* **Record extracts**:
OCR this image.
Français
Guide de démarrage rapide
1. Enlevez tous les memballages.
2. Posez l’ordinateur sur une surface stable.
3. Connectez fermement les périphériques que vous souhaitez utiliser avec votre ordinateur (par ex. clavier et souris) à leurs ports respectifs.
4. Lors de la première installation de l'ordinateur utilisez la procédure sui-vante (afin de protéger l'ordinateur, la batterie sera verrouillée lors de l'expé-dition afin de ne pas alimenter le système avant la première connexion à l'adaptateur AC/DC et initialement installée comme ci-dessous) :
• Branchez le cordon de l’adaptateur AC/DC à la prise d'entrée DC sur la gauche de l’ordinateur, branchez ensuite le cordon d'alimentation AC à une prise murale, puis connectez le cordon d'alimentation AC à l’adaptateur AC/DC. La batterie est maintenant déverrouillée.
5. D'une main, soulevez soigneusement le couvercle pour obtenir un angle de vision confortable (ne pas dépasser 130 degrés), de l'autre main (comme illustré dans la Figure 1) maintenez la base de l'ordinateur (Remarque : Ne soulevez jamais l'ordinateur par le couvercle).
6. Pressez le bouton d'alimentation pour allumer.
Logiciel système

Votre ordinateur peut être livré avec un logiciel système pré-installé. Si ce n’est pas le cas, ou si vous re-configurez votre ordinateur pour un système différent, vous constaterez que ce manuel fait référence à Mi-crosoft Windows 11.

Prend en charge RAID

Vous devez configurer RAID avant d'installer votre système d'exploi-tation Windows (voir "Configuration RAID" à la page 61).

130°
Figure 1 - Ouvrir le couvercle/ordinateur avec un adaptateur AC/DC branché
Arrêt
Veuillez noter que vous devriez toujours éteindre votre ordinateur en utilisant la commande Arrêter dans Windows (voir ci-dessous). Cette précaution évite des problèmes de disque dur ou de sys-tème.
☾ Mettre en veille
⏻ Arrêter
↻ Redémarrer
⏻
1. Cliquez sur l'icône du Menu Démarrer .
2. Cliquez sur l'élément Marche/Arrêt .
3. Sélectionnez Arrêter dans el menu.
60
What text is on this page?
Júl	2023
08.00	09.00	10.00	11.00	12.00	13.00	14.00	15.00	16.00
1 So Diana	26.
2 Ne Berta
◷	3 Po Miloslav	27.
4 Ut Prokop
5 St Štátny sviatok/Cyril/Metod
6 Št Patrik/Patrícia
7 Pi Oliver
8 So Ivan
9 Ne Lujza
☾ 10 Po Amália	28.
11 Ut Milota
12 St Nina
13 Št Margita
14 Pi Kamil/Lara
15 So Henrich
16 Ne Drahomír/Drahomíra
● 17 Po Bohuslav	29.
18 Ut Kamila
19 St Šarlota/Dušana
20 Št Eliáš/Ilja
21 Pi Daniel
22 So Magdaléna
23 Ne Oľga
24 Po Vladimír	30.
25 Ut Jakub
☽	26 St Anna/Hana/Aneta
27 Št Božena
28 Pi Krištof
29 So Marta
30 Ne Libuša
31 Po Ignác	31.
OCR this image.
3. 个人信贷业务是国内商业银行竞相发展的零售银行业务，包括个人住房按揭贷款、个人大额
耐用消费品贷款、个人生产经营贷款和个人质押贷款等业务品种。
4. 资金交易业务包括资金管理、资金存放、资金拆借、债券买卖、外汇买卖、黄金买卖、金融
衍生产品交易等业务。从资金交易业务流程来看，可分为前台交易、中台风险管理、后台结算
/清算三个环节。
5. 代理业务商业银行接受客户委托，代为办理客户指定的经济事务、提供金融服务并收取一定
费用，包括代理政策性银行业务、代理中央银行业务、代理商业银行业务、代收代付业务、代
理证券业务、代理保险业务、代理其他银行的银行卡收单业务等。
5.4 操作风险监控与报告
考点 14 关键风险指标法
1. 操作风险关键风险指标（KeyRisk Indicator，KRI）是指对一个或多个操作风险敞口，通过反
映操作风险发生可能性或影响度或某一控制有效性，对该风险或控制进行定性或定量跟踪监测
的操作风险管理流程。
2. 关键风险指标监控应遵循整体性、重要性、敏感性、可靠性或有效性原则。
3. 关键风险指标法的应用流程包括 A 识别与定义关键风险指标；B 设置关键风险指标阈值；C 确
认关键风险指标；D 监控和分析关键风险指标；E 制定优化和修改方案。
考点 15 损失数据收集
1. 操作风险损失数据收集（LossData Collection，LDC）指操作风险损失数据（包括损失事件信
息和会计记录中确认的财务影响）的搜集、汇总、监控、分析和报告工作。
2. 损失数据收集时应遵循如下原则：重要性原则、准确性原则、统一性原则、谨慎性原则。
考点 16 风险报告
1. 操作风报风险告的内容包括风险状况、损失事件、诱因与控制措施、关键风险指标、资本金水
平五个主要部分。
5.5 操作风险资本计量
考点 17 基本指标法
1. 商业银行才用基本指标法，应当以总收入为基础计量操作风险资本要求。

* **Stated problem**: A single figure is required: the number of lines above in which the word "Cliquez" occurs.

* **Final result**: 2